The task ▸ In the data below, find every line with the string "全麦面粉" and pull it out.

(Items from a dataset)
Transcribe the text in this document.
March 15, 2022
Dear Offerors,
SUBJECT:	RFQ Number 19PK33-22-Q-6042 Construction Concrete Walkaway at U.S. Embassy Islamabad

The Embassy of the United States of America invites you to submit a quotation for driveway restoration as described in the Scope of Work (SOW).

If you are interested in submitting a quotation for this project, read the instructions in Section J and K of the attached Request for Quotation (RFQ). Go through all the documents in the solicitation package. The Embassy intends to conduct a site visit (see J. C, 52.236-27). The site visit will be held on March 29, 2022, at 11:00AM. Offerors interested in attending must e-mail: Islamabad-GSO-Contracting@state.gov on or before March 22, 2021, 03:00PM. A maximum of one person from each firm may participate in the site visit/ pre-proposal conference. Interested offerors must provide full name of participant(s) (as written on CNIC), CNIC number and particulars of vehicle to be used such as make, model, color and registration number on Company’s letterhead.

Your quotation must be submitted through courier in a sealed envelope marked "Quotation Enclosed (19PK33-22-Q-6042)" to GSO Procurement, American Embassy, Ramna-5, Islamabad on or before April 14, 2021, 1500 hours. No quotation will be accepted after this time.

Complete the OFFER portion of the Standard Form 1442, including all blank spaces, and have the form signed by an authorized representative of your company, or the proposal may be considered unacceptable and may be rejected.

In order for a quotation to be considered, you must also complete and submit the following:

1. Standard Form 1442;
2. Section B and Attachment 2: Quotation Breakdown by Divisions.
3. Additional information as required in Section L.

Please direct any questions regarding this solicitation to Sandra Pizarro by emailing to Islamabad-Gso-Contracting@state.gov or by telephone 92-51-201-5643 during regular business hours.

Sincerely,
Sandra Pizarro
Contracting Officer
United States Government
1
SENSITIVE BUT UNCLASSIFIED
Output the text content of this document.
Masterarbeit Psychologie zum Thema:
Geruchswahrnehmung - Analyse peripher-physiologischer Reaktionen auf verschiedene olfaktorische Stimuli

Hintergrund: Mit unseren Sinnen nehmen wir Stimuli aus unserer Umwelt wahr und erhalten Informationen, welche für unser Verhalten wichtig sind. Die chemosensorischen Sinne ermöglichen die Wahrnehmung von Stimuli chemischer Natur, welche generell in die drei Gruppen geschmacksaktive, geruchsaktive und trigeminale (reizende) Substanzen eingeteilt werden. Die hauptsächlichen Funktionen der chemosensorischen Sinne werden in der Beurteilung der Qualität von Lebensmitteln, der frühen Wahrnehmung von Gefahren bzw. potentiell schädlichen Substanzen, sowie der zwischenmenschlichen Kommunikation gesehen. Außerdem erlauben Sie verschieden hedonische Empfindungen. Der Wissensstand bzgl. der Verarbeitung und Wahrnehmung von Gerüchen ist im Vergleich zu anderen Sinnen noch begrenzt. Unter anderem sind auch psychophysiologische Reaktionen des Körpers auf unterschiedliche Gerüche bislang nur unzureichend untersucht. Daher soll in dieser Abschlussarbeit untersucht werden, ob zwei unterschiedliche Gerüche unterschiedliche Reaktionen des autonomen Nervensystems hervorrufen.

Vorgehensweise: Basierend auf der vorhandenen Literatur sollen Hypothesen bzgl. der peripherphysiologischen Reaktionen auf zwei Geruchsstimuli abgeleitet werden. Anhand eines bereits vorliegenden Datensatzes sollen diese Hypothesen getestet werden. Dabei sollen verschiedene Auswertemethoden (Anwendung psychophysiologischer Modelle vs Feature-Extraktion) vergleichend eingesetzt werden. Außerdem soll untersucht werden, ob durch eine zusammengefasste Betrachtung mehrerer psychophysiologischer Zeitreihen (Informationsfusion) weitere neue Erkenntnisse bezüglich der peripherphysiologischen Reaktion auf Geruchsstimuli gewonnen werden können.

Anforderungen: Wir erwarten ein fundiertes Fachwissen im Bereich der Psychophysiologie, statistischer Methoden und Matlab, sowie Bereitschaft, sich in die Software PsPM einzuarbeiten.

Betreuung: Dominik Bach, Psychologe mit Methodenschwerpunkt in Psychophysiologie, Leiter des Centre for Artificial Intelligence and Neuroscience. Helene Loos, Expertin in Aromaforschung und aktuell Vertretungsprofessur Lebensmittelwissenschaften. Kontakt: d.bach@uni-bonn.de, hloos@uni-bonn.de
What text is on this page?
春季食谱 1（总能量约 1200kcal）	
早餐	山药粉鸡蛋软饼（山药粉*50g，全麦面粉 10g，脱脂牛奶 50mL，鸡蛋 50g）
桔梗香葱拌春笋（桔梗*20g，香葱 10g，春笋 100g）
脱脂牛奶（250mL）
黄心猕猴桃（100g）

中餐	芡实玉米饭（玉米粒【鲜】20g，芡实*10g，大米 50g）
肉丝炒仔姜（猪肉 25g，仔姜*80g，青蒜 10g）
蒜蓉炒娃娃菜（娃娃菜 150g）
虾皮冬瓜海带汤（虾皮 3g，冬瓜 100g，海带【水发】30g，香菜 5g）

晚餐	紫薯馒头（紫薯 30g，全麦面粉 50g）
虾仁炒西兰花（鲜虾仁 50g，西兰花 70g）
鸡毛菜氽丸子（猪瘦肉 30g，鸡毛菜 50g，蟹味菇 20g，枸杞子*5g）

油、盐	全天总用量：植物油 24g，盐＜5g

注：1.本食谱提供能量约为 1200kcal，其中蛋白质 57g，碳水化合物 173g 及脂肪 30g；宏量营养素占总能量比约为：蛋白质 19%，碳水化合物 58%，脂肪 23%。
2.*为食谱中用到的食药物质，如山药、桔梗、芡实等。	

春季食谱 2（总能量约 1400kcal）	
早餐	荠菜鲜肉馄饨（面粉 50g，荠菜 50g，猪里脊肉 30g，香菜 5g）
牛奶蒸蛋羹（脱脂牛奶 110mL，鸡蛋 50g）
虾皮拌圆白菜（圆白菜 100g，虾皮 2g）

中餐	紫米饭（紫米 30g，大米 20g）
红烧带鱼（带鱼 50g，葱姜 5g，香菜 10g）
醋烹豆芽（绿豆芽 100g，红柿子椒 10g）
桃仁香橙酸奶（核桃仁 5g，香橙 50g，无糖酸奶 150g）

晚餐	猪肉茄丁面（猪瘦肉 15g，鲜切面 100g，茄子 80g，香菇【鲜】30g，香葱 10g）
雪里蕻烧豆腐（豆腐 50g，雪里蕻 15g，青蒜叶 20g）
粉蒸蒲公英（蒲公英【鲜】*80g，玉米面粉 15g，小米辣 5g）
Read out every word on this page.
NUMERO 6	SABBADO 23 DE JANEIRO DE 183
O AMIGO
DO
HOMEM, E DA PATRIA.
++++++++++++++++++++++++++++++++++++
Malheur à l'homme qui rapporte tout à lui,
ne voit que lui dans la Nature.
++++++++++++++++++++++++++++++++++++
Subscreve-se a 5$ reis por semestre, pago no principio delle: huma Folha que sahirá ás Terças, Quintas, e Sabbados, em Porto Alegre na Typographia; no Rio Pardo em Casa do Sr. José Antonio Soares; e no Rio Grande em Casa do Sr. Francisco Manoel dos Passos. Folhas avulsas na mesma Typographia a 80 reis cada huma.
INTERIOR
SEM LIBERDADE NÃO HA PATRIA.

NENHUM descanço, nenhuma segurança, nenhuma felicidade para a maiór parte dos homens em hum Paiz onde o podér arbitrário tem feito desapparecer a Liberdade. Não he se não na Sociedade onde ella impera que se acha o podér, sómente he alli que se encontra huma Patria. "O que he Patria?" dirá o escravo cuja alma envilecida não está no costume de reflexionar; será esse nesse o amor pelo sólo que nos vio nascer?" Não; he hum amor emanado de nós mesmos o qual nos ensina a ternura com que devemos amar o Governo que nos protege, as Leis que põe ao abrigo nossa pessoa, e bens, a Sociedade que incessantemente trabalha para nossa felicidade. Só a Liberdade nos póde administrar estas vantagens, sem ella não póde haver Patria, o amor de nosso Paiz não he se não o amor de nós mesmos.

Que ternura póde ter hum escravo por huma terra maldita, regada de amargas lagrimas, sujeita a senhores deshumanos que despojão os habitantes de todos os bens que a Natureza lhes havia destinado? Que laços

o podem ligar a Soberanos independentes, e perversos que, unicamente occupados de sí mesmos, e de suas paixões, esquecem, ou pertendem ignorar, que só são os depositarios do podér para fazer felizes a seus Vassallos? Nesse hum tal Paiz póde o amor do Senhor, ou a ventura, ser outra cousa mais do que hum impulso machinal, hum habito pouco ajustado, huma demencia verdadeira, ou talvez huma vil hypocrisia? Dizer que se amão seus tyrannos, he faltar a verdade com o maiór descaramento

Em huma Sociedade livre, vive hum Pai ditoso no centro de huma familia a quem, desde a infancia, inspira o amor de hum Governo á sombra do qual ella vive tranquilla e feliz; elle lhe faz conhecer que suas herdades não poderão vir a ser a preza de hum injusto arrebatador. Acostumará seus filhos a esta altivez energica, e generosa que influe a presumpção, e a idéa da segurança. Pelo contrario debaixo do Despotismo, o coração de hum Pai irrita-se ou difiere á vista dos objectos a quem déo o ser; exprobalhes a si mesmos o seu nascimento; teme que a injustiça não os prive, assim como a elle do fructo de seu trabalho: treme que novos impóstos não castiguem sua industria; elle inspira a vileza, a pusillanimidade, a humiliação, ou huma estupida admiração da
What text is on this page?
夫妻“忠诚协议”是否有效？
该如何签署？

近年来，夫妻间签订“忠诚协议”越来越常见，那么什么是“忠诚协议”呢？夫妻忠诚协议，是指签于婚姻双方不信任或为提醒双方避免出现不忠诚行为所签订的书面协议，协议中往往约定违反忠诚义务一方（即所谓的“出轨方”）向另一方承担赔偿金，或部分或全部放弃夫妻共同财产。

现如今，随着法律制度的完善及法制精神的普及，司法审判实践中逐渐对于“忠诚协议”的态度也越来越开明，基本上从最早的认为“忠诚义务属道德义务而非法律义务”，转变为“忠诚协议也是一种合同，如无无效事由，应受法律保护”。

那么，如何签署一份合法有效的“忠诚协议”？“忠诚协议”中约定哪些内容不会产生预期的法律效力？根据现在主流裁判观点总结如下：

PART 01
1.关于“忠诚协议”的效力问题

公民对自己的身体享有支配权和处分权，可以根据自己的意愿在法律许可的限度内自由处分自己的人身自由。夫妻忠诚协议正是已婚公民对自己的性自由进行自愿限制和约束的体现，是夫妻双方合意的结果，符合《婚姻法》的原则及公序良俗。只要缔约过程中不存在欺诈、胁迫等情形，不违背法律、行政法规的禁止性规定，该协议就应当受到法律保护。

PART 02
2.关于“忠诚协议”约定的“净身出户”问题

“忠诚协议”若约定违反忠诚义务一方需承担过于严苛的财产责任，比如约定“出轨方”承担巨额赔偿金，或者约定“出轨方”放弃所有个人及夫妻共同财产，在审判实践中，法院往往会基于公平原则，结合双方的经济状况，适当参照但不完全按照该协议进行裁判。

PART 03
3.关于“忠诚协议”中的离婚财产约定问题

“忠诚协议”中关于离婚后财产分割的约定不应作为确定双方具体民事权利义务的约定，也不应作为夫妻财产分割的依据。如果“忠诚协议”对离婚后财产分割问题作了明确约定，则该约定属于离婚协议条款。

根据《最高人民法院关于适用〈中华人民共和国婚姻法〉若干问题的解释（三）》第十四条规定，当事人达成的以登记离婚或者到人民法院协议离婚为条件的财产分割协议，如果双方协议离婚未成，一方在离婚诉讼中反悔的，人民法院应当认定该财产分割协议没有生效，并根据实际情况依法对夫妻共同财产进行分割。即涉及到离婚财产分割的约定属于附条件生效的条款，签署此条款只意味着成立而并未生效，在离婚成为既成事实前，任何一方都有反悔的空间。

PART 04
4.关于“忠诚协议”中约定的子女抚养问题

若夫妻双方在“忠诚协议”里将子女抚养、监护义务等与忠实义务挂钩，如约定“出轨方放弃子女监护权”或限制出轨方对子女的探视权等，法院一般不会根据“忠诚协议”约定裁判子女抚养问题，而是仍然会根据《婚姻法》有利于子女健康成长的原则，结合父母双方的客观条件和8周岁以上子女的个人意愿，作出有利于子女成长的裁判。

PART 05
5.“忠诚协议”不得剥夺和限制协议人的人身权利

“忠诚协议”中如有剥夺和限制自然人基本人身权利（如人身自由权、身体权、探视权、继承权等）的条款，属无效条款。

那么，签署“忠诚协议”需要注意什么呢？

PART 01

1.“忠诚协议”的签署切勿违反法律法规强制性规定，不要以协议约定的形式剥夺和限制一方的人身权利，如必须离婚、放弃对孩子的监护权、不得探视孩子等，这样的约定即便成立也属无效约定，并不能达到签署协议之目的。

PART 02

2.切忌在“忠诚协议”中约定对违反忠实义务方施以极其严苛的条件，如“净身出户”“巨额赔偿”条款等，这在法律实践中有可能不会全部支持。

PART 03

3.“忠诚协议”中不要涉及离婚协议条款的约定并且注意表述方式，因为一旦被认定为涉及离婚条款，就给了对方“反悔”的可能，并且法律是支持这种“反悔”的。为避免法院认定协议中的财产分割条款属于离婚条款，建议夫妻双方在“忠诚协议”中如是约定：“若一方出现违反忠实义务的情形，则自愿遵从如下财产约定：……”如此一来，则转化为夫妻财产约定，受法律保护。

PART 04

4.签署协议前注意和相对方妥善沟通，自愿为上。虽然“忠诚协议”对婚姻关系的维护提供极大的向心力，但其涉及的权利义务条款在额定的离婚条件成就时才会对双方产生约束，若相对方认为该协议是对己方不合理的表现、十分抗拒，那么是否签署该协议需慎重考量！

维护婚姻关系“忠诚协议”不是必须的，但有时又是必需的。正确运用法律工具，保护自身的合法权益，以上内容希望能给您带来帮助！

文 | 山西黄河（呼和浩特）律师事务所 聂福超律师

Worked answer ▸
早餐	山药粉鸡蛋软饼（山药粉*50g，全麦面粉 10g，脱脂牛奶 50mL，鸡蛋 50g）
晚餐	紫薯馒头（紫薯 30g，全麦面粉 50g）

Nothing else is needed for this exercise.